Could you write out the data line for line, starting with its first line and going on through the line with "duration-dimension xyxy=(1133,1490,1530,1540)", keeping both of those lines?

## TASK MATERIAL:

================

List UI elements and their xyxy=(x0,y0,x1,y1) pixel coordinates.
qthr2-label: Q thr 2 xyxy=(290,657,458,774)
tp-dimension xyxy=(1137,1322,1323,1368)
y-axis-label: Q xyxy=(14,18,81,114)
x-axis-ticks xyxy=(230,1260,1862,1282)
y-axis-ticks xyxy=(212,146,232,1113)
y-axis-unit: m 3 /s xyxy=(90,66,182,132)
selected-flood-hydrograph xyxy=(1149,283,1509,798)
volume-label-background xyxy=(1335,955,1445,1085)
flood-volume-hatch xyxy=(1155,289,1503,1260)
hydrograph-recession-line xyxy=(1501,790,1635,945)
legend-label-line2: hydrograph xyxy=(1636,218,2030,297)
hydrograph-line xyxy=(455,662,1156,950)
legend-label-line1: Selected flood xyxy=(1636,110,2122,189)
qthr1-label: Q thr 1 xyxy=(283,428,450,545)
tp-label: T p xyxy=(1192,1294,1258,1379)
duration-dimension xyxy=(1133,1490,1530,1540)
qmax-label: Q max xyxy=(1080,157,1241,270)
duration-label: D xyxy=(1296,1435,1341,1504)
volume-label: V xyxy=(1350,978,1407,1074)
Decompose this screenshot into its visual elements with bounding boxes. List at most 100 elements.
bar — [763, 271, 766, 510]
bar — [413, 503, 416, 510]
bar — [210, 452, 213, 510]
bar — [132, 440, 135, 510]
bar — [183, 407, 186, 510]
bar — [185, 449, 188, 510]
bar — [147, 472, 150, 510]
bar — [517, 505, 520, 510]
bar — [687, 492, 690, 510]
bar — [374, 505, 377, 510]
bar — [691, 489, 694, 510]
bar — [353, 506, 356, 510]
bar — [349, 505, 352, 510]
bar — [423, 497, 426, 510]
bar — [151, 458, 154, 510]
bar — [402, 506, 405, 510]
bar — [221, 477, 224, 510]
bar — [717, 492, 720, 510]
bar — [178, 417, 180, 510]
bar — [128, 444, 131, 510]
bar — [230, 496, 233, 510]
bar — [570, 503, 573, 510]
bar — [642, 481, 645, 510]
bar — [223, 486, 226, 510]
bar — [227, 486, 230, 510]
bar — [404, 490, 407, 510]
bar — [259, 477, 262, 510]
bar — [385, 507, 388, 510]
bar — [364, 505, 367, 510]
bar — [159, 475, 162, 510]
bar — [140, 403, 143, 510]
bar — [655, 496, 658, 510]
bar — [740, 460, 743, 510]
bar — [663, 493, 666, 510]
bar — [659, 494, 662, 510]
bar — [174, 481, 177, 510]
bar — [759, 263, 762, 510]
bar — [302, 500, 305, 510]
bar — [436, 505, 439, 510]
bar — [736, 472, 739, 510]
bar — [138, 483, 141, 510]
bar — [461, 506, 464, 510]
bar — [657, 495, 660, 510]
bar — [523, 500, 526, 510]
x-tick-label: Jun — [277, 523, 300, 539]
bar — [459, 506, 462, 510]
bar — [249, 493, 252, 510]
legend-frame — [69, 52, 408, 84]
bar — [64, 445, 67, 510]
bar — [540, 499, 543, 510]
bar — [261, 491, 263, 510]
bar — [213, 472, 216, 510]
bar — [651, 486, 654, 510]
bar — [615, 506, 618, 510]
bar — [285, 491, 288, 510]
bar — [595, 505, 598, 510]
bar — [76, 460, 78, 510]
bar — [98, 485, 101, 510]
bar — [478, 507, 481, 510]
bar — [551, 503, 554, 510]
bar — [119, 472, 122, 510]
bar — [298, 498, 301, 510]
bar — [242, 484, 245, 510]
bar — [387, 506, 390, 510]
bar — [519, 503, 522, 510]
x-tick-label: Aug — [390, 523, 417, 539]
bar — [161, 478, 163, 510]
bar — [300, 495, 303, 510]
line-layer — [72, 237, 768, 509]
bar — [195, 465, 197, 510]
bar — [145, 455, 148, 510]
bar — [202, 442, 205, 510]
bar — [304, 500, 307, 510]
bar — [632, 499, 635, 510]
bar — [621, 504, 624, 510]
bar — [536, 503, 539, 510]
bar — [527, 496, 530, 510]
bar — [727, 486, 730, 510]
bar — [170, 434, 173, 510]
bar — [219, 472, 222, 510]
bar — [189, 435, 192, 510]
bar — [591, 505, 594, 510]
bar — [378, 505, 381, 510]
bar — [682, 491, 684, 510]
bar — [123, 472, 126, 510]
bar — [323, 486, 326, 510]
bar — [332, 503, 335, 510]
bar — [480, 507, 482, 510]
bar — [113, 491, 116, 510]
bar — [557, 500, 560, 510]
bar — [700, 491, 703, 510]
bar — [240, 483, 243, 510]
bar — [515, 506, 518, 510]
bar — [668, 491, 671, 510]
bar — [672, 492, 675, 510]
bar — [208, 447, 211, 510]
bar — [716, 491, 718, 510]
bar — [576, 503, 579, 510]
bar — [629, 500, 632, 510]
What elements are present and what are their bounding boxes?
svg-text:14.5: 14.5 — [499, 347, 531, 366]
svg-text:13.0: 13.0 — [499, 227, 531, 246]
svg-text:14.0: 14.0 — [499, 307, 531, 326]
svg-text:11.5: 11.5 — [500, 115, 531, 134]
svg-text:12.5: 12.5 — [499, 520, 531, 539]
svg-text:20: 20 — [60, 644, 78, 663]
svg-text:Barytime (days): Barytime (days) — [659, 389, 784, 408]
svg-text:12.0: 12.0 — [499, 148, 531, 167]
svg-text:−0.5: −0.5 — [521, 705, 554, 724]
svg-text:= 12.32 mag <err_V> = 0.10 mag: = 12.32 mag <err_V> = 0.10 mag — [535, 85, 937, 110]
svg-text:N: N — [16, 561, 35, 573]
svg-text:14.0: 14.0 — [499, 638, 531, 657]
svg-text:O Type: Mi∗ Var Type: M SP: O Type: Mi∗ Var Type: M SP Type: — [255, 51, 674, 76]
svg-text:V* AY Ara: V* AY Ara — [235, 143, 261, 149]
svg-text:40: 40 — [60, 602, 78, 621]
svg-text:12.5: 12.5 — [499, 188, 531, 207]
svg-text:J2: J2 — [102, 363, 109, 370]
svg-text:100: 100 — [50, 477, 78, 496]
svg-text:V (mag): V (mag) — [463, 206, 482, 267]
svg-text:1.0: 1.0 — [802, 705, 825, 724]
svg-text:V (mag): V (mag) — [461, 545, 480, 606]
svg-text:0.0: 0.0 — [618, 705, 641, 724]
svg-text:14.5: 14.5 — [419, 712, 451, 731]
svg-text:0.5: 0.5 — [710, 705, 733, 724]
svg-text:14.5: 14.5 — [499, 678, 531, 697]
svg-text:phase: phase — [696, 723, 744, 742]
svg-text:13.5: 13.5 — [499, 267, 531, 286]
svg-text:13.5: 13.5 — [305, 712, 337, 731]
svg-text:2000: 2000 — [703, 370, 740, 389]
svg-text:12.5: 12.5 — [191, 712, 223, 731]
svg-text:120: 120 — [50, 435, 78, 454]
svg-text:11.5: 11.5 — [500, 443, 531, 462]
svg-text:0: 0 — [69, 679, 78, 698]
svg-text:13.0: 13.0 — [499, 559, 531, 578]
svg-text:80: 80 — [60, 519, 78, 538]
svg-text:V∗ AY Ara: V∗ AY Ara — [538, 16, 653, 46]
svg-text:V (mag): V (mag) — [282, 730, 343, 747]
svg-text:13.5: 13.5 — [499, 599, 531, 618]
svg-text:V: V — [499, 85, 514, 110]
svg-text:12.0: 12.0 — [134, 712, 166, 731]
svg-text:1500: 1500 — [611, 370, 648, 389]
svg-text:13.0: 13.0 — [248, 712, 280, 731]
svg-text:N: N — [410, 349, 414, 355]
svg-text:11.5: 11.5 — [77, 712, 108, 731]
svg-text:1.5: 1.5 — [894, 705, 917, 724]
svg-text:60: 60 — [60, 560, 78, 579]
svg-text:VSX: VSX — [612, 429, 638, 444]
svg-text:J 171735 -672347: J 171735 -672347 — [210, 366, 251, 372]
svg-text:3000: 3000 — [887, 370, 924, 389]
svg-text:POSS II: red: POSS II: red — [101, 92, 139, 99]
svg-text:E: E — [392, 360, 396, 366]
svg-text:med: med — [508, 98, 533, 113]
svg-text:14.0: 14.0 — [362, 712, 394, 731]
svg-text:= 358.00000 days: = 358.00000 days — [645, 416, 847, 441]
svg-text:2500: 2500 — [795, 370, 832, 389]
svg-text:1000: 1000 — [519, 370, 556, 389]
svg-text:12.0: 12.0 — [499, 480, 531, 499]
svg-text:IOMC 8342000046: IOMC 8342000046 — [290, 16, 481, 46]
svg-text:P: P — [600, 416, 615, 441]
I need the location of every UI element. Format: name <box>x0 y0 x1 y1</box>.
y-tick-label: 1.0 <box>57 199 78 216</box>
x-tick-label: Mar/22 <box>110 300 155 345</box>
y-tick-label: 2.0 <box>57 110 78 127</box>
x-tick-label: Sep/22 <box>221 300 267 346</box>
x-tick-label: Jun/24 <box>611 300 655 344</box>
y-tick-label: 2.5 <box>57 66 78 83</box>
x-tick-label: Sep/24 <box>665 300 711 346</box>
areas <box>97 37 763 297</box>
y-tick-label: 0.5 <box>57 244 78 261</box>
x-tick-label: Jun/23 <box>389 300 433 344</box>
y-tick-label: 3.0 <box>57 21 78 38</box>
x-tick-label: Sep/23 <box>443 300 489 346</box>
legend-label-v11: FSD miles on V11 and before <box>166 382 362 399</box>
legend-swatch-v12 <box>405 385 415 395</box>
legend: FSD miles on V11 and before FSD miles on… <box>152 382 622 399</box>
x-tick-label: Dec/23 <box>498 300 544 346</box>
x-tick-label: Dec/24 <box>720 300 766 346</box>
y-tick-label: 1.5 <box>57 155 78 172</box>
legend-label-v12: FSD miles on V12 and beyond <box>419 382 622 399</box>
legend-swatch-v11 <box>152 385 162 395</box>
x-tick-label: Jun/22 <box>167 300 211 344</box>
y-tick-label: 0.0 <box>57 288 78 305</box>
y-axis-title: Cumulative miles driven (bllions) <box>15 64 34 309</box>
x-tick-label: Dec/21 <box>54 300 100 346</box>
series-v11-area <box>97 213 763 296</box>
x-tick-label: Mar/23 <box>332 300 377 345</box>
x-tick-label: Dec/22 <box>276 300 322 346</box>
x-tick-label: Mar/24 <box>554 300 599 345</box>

================

## WRITTEN RESPONSE:
List UI elements and their xyxy=(x0,y0,x1,y1) pixel coordinates.
qthr2-label: Q thr 2 xyxy=(290,657,458,774)
tp-dimension xyxy=(1137,1322,1323,1368)
y-axis-label: Q xyxy=(14,18,81,114)
x-axis-ticks xyxy=(230,1260,1862,1282)
y-axis-ticks xyxy=(212,146,232,1113)
y-axis-unit: m 3 /s xyxy=(90,66,182,132)
selected-flood-hydrograph xyxy=(1149,283,1509,798)
volume-label-background xyxy=(1335,955,1445,1085)
flood-volume-hatch xyxy=(1155,289,1503,1260)
hydrograph-recession-line xyxy=(1501,790,1635,945)
legend-label-line2: hydrograph xyxy=(1636,218,2030,297)
hydrograph-line xyxy=(455,662,1156,950)
legend-label-line1: Selected flood xyxy=(1636,110,2122,189)
qthr1-label: Q thr 1 xyxy=(283,428,450,545)
tp-label: T p xyxy=(1192,1294,1258,1379)
duration-dimension xyxy=(1133,1490,1530,1540)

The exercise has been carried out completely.